GIVEN EXERCISE: Return every record exactly as written.

SUPPLIED ENTRIES:
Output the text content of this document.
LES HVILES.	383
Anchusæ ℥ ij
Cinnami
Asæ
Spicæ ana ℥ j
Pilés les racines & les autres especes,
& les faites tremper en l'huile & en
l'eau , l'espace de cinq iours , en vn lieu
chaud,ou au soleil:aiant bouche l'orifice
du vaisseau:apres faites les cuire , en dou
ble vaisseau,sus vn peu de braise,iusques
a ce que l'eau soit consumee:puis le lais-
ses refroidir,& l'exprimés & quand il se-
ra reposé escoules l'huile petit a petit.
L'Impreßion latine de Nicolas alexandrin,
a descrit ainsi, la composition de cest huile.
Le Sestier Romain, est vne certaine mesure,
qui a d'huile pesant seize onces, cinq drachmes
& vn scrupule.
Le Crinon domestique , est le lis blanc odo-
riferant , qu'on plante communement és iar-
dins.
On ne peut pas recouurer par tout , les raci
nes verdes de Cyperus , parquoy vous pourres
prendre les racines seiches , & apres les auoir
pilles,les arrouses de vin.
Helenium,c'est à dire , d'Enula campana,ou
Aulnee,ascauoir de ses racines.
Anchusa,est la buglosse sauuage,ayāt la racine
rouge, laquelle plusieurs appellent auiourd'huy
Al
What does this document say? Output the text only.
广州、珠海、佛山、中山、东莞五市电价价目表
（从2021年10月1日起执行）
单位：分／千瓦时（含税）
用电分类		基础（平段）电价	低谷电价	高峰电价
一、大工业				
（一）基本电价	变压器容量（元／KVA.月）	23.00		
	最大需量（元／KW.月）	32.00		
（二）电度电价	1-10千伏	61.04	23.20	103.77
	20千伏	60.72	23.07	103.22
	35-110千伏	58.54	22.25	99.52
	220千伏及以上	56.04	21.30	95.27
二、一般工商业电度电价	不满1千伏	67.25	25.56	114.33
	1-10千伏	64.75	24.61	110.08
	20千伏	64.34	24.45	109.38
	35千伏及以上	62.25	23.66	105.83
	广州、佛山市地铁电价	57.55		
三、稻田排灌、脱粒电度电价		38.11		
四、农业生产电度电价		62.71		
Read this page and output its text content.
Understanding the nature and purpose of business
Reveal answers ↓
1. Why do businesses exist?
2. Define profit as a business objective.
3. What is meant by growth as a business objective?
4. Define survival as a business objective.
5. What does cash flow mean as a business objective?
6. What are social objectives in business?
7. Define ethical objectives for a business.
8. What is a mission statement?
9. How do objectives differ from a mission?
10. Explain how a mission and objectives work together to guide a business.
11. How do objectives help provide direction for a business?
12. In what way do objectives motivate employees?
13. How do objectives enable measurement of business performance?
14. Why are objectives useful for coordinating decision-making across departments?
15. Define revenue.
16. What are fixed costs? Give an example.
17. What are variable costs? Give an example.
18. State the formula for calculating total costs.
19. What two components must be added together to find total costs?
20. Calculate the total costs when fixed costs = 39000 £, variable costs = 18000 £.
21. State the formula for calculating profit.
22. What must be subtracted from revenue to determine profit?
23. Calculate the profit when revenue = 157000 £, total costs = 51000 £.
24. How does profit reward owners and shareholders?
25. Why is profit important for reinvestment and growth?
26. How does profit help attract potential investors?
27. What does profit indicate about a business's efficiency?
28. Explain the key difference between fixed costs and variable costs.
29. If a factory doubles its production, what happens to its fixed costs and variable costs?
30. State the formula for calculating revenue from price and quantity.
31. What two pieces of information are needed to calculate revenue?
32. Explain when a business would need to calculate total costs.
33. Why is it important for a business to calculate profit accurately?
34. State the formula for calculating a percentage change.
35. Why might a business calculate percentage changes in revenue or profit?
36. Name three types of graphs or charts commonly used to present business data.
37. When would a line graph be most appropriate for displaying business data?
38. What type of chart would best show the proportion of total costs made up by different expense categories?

EXERCISE SOLUTION:
Output the text content of this document.
LES HVILES.	383
Anchusæ ℥ ij
Cinnami
Asæ
Spicæ ana ℥ j
Pilés les racines & les autres especes,
& les faites tremper en l'huile & en
l'eau , l'espace de cinq iours , en vn lieu
chaud,ou au soleil:aiant bouche l'orifice
du vaisseau:apres faites les cuire , en dou
ble vaisseau,sus vn peu de braise,iusques
a ce que l'eau soit consumee:puis le lais-
ses refroidir,& l'exprimés & quand il se-
ra reposé escoules l'huile petit a petit.
L'Impreßion latine de Nicolas alexandrin,
a descrit ainsi, la composition de cest huile.
Le Sestier Romain, est vne certaine mesure,
qui a d'huile pesant seize onces, cinq drachmes
& vn scrupule.
Le Crinon domestique , est le lis blanc odo-
riferant , qu'on plante communement és iar-
dins.
On ne peut pas recouurer par tout , les raci
nes verdes de Cyperus , parquoy vous pourres
prendre les racines seiches , & apres les auoir
pilles,les arrouses de vin.
Helenium,c'est à dire , d'Enula campana,ou
Aulnee,ascauoir de ses racines.
Anchusa,est la buglosse sauuage,ayāt la racine
rouge, laquelle plusieurs appellent auiourd'huy
Al
What does this document say? Output the text only.
广州、珠海、佛山、中山、东莞五市电价价目表
（从2021年10月1日起执行）
单位：分／千瓦时（含税）
用电分类		基础（平段）电价	低谷电价	高峰电价
一、大工业				
（一）基本电价	变压器容量（元／KVA.月）	23.00		
	最大需量（元／KW.月）	32.00		
（二）电度电价	1-10千伏	61.04	23.20	103.77
	20千伏	60.72	23.07	103.22
	35-110千伏	58.54	22.25	99.52
	220千伏及以上	56.04	21.30	95.27
二、一般工商业电度电价	不满1千伏	67.25	25.56	114.33
	1-10千伏	64.75	24.61	110.08
	20千伏	64.34	24.45	109.38
	35千伏及以上	62.25	23.66	105.83
	广州、佛山市地铁电价	57.55		
三、稻田排灌、脱粒电度电价		38.11		
四、农业生产电度电价		62.71		
Read this page and output its text content.
Understanding the nature and purpose of business
Reveal answers ↓
1. Why do businesses exist?
2. Define profit as a business objective.
3. What is meant by growth as a business objective?
4. Define survival as a business objective.
5. What does cash flow mean as a business objective?
6. What are social objectives in business?
7. Define ethical objectives for a business.
8. What is a mission statement?
9. How do objectives differ from a mission?
10. Explain how a mission and objectives work together to guide a business.
11. How do objectives help provide direction for a business?
12. In what way do objectives motivate employees?
13. How do objectives enable measurement of business performance?
14. Why are objectives useful for coordinating decision-making across departments?
15. Define revenue.
16. What are fixed costs? Give an example.
17. What are variable costs? Give an example.
18. State the formula for calculating total costs.
19. What two components must be added together to find total costs?
20. Calculate the total costs when fixed costs = 39000 £, variable costs = 18000 £.
21. State the formula for calculating profit.
22. What must be subtracted from revenue to determine profit?
23. Calculate the profit when revenue = 157000 £, total costs = 51000 £.
24. How does profit reward owners and shareholders?
25. Why is profit important for reinvestment and growth?
26. How does profit help attract potential investors?
27. What does profit indicate about a business's efficiency?
28. Explain the key difference between fixed costs and variable costs.
29. If a factory doubles its production, what happens to its fixed costs and variable costs?
30. State the formula for calculating revenue from price and quantity.
31. What two pieces of information are needed to calculate revenue?
32. Explain when a business would need to calculate total costs.
33. Why is it important for a business to calculate profit accurately?
34. State the formula for calculating a percentage change.
35. Why might a business calculate percentage changes in revenue or profit?
36. Name three types of graphs or charts commonly used to present business data.
37. When would a line graph be most appropriate for displaying business data?
38. What type of chart would best show the proportion of total costs made up by different expense categories?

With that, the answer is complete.